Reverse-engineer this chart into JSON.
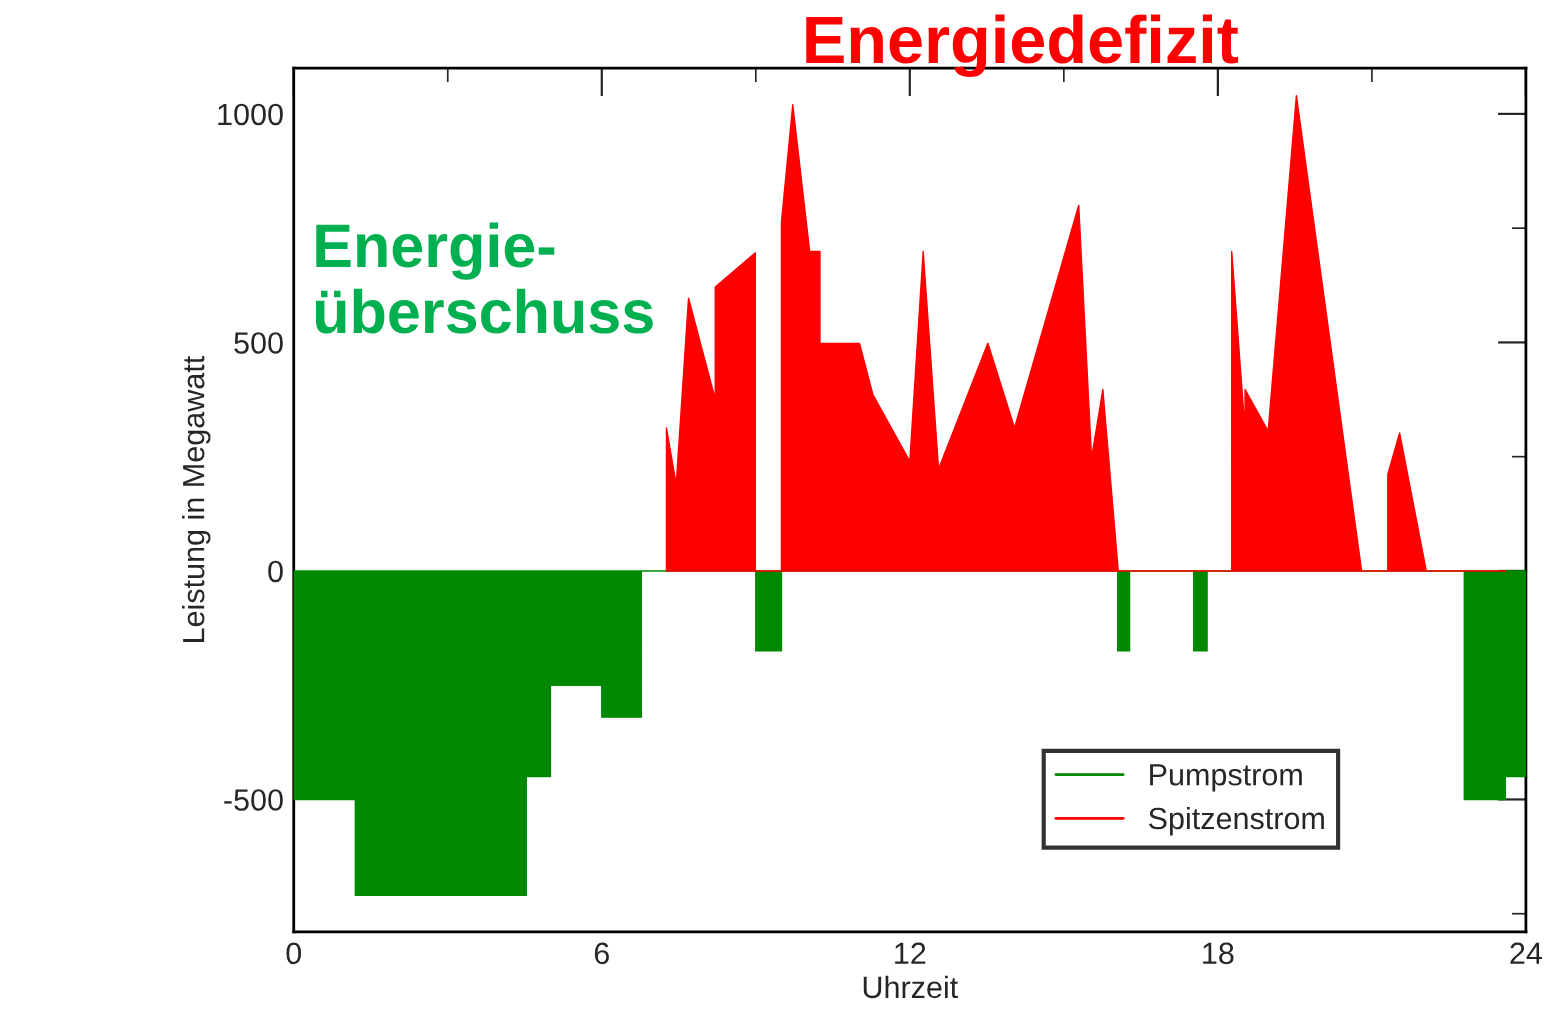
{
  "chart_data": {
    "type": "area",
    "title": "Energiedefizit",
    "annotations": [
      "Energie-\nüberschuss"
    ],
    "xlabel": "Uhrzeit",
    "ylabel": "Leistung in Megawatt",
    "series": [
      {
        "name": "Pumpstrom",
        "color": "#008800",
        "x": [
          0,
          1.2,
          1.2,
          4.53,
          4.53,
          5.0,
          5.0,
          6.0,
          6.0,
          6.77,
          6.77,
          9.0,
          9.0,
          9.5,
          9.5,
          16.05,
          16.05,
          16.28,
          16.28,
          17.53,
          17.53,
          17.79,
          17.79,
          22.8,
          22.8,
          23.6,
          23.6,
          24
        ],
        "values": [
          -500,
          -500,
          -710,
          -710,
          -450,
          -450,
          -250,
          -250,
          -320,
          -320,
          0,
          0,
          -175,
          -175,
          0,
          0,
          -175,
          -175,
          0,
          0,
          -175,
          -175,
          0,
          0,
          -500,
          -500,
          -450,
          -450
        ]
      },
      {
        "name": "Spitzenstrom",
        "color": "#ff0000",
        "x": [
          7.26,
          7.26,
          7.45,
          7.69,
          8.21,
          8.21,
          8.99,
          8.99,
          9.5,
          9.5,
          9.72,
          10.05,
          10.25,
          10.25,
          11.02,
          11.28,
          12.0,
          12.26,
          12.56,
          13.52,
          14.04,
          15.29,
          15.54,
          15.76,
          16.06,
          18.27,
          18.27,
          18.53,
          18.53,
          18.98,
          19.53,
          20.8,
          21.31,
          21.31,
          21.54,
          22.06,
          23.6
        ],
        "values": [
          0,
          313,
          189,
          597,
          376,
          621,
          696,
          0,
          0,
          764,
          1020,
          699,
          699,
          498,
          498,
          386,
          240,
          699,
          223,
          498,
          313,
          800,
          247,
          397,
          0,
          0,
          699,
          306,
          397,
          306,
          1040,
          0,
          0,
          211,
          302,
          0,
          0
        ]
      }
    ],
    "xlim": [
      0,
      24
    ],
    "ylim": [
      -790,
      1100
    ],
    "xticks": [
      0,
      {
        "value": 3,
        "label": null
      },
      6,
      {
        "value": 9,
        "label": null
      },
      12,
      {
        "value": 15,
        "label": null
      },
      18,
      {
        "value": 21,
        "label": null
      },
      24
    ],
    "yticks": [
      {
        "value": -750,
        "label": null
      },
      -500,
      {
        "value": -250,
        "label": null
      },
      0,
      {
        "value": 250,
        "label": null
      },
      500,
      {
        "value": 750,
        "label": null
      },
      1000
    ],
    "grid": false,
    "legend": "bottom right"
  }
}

========================================================================

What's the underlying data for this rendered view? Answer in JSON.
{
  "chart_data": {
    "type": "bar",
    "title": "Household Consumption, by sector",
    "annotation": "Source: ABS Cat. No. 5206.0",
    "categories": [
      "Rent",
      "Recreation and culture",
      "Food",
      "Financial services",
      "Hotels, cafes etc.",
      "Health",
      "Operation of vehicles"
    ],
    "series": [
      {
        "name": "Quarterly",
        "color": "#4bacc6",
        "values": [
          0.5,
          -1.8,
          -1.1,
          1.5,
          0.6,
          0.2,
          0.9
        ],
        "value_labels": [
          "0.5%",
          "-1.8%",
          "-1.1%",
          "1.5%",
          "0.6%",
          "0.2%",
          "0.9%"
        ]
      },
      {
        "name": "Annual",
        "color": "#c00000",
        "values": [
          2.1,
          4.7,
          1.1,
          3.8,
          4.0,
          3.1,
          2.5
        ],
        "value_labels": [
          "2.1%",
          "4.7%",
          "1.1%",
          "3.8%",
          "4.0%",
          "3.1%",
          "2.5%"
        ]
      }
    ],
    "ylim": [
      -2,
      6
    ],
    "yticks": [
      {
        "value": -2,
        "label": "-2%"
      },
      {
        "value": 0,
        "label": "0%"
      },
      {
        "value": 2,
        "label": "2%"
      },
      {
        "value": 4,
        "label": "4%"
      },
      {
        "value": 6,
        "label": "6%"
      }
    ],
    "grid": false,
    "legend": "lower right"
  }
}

========================================================================

• [What to do] Above are the records. Copy every line in them holding "right".

• [Answer to this problem]
    "legend": "bottom right"
    "legend": "lower right"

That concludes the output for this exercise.